--- Begin ---

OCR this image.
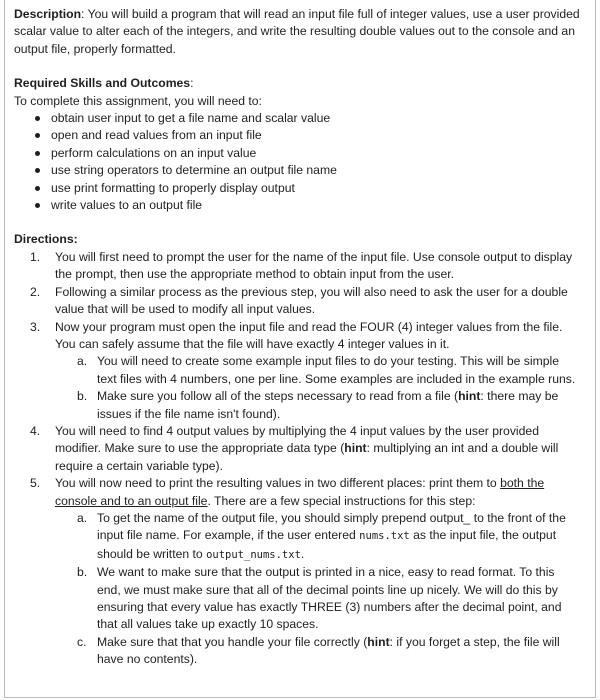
Description: You will build a program that will read an input file full of integer values, use a user provided scalar value to alter each of the integers, and write the resulting double values out to the console and an output file, properly formatted.

Required Skills and Outcomes:

To complete this assignment, you will need to:

obtain user input to get a file name and scalar value
open and read values from an input file
perform calculations on an input value
use string operators to determine an output file name
use print formatting to properly display output
write values to an output file

Directions:

1. You will first need to prompt the user for the name of the input file. Use console output to display the prompt, then use the appropriate method to obtain input from the user.
2. Following a similar process as the previous step, you will also need to ask the user for a double value that will be used to modify all input values.
3. Now your program must open the input file and read the FOUR (4) integer values from the file. You can safely assume that the file will have exactly 4 integer values in it.
a. You will need to create some example input files to do your testing. This will be simple text files with 4 numbers, one per line. Some examples are included in the example runs.
b. Make sure you follow all of the steps necessary to read from a file (hint: there may be issues if the file name isn't found).
4. You will need to find 4 output values by multiplying the 4 input values by the user provided modifier. Make sure to use the appropriate data type (hint: multiplying an int and a double will require a certain variable type).
5. You will now need to print the resulting values in two different places: print them to both the console and to an output file. There are a few special instructions for this step:
a. To get the name of the output file, you should simply prepend output_ to the front of the input file name. For example, if the user entered nums.txt as the input file, the output should be written to output_nums.txt.
b. We want to make sure that the output is printed in a nice, easy to read format. To this end, we must make sure that all of the decimal points line up nicely. We will do this by ensuring that every value has exactly THREE (3) numbers after the decimal point, and that all values take up exactly 10 spaces.
c. Make sure that that you handle your file correctly (hint: if you forget a step, the file will have no contents).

--- End ---

> AIM OF THE EXERCISE
Go through the material and select each line with the string "display" in it.

> WRITTEN REPLY
use print formatting to properly display output
1. You will first need to prompt the user for the name of the input file. Use console output to display the prompt, then use the appropriate method to obtain input from the user.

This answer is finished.